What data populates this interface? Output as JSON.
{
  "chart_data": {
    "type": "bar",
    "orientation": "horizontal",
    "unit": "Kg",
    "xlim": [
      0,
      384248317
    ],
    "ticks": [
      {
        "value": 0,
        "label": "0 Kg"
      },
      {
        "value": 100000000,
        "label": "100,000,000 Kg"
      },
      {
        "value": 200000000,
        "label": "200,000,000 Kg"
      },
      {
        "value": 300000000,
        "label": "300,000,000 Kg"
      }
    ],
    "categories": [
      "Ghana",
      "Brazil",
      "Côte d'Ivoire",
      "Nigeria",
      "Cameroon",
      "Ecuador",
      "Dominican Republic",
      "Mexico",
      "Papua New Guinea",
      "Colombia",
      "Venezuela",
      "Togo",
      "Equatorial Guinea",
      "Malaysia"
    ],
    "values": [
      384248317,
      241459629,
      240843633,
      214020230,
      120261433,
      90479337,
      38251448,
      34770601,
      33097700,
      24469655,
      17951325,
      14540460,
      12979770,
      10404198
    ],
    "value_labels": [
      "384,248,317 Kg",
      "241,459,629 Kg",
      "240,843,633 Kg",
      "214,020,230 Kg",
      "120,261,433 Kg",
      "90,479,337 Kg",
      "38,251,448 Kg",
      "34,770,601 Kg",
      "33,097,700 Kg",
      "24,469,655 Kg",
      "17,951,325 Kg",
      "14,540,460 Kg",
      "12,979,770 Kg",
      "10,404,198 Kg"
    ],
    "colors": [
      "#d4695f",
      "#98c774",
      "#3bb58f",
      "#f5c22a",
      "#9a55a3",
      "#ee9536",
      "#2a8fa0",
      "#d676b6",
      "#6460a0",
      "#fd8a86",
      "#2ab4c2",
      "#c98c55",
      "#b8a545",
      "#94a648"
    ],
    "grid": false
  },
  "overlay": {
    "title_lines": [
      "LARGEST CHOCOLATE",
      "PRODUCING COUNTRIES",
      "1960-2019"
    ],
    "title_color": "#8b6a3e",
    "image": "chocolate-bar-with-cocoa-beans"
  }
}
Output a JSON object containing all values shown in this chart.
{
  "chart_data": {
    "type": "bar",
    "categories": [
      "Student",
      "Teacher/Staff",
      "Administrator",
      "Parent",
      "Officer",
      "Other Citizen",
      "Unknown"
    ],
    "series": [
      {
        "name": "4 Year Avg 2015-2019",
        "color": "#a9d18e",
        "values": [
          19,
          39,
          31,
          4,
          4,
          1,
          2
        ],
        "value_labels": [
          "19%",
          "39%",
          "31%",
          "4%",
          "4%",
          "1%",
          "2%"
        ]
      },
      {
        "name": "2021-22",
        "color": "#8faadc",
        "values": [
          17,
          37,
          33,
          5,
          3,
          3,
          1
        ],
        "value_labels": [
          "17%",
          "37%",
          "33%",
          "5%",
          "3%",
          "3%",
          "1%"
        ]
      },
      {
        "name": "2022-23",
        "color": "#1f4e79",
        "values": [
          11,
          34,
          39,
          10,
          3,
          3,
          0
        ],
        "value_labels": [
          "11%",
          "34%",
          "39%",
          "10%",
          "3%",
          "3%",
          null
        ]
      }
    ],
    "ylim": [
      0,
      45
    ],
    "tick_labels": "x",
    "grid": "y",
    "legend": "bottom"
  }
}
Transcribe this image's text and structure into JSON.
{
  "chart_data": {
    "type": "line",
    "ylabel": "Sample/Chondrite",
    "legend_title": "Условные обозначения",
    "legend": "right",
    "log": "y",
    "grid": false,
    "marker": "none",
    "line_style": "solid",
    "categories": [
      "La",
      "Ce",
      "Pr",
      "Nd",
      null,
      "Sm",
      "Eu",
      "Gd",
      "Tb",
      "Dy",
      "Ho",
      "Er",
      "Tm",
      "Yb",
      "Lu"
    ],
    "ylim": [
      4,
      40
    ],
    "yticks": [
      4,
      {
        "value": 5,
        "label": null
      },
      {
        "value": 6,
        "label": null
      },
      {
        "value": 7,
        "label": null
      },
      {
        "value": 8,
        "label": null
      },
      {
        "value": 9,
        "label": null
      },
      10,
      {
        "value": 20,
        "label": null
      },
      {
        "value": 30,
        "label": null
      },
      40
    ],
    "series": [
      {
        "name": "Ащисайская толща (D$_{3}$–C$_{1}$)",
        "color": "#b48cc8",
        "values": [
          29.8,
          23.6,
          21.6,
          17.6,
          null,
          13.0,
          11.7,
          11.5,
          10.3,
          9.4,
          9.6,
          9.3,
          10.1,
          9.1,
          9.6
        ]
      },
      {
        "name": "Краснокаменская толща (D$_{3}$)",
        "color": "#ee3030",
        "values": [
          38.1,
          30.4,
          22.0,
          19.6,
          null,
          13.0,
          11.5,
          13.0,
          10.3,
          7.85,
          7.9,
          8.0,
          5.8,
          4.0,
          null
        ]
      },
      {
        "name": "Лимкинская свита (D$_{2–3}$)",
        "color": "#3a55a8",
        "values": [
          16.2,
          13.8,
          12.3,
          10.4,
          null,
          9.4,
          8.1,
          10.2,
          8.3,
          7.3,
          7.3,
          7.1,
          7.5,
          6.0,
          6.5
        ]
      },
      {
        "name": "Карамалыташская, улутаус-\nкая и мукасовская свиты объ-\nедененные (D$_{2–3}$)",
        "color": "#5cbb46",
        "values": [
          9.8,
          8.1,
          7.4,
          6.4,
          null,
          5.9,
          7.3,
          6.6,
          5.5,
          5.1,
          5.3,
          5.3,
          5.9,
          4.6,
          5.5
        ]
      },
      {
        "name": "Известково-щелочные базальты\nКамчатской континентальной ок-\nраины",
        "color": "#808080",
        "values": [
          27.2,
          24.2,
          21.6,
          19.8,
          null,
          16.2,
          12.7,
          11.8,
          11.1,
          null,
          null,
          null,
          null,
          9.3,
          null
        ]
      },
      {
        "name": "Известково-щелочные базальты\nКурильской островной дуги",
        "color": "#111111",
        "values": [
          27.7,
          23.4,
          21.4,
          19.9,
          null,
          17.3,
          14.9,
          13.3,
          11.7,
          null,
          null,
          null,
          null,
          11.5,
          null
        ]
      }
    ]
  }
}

┄┄┄┄┄┄

◆ **INSTRUCTION**: Select, from the listing, all lines that include the word "Output".

◆ **SOLUTION FOR THIS TASK**:
What data populates this interface? Output as JSON.
Output a JSON object containing all values shown in this chart.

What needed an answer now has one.